WHAT YOU NEED TO DO:
Reproduce word for word the stretch of the optimization chapter below from "Ch 7: Continuous" through "θ^* = argmin_θ L(θ)".

------ PAGE ------

Ch 7: Continuous Optimization

Chapter 0: Why Optimize?

Training a machine learning model boils down to one thing: finding the parameters θ that minimize a loss function L(θ). The loss measures how badly your model fits the data. Optimization is the engine that drives that loss down.

Every ML algorithm you have seen — linear regression, logistic regression, SVMs, neural networks — reduces to solving an optimization problem. The specifics vary (least squares, cross-entropy, hinge loss), but the structure is always the same:

θ^* = argmin_θ L(θ)

The core idea: You are standing on a hilly landscape. The height at each point is the loss. You want to reach the lowest valley. Optimization is the process of walking downhill, step by step, guided by the slope under your feet. The slope is the gradient. The step is gradient descent.

This chapter builds the optimization toolkit: gradient descent and its variants (momentum, SGD) for unconstrained problems, Lagrange multipliers for constrained problems, and convexity as the property that guarantees a unique global minimum.

Unconstrained

Gradient descent, momentum, SGD

↓

Constrained

Lagrange multipliers, KKT conditions

↓

Convex Optimization

Convex sets/functions, LP, QP, duality

Let's start with the most important optimization algorithm in all of ML. Below is a 2D loss surface. Click anywhere to place a starting point. Watch gradient descent navigate the landscape.

------ MATERIAL SUPPLIED ------

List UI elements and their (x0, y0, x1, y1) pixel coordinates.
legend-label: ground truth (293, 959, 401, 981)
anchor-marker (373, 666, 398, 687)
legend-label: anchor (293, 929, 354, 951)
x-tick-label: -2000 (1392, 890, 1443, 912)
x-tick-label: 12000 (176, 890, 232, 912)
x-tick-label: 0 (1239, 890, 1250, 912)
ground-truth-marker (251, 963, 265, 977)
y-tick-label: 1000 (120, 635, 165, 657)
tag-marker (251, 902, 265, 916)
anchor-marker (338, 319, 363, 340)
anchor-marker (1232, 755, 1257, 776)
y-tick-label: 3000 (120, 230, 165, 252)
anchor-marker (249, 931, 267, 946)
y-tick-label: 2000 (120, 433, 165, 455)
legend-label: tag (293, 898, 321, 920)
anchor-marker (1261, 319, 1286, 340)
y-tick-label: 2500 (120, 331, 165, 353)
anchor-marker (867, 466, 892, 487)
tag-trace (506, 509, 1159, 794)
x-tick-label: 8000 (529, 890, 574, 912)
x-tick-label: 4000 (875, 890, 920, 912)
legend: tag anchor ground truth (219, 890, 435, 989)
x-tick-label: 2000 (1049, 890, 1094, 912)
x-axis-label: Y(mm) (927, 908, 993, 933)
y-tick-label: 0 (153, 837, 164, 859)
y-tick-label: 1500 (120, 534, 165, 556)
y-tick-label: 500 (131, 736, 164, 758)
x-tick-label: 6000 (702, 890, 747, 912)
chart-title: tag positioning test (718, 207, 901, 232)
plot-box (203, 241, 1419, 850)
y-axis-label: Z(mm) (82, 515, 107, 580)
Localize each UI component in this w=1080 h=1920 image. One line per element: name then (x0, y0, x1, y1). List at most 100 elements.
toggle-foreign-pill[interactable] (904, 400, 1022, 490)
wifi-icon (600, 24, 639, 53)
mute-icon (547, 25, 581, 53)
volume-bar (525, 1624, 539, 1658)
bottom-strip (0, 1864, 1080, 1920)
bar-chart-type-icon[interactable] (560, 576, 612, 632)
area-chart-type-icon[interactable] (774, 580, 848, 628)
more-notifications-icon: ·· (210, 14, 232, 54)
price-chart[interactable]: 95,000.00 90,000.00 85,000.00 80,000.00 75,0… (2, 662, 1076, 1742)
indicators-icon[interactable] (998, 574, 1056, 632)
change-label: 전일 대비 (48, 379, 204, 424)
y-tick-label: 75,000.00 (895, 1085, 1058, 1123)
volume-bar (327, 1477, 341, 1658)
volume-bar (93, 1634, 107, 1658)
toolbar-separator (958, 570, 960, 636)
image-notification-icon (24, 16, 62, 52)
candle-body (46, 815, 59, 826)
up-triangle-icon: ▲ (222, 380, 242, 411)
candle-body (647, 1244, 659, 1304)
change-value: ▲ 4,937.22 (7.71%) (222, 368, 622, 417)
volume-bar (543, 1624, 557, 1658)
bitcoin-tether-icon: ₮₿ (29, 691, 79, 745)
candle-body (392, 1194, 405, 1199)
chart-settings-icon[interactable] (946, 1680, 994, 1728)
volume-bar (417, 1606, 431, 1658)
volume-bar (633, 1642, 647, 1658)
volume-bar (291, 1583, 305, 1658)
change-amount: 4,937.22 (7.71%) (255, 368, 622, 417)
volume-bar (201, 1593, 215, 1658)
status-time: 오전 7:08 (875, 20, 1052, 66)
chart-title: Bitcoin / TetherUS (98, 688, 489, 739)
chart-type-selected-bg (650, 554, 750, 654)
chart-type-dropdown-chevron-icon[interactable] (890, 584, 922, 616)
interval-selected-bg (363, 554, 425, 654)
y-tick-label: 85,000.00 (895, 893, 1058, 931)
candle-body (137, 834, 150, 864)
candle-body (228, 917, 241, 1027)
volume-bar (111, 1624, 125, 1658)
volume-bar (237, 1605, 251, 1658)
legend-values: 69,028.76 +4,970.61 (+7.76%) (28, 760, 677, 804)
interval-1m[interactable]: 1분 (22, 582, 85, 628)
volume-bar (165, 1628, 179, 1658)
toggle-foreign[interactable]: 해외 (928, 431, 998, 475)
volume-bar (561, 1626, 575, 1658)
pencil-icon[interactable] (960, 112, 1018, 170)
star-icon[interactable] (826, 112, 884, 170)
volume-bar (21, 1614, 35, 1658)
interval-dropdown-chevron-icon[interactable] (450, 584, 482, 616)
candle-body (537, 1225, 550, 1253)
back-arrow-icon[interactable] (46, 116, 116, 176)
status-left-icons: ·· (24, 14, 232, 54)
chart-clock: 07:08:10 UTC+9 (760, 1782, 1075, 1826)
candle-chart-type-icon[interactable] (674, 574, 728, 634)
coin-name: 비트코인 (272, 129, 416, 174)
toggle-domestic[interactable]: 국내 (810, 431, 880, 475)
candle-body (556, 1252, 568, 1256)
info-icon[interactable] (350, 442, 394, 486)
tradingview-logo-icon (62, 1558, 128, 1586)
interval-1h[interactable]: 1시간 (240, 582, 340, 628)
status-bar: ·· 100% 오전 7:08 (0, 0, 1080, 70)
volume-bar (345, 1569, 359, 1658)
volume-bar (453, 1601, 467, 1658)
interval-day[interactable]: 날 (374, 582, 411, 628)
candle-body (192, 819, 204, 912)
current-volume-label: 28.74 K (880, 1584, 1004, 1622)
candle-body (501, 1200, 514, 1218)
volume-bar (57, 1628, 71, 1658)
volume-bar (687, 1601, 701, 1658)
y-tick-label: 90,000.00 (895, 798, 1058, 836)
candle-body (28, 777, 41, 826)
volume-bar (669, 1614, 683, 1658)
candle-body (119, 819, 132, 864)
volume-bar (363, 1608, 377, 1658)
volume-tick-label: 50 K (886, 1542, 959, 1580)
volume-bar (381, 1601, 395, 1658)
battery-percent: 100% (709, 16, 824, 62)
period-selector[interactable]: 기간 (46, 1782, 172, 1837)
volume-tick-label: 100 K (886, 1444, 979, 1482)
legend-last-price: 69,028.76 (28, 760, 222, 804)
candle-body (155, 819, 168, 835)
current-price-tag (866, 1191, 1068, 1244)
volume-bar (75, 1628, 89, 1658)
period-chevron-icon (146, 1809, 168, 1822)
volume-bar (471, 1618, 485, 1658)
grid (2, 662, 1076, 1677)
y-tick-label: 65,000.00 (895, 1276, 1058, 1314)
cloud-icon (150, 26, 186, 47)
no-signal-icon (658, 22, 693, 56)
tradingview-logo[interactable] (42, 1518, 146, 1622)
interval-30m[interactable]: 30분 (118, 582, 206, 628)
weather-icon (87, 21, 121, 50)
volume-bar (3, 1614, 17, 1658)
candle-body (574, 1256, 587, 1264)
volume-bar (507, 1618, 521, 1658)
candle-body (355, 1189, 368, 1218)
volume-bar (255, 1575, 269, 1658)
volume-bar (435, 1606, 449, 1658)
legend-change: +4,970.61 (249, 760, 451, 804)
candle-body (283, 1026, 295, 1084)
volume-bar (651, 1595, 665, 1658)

------

ANSWER FOR THIS EXERCISE:
Ch 7: Continuous Optimization

Chapter 0: Why Optimize?

Training a machine learning model boils down to one thing: finding the parameters θ that minimize a loss function L(θ). The loss measures how badly your model fits the data. Optimization is the engine that drives that loss down.

Every ML algorithm you have seen — linear regression, logistic regression, SVMs, neural networks — reduces to solving an optimization problem. The specifics vary (least squares, cross-entropy, hinge loss), but the structure is always the same:

θ^* = argmin_θ L(θ)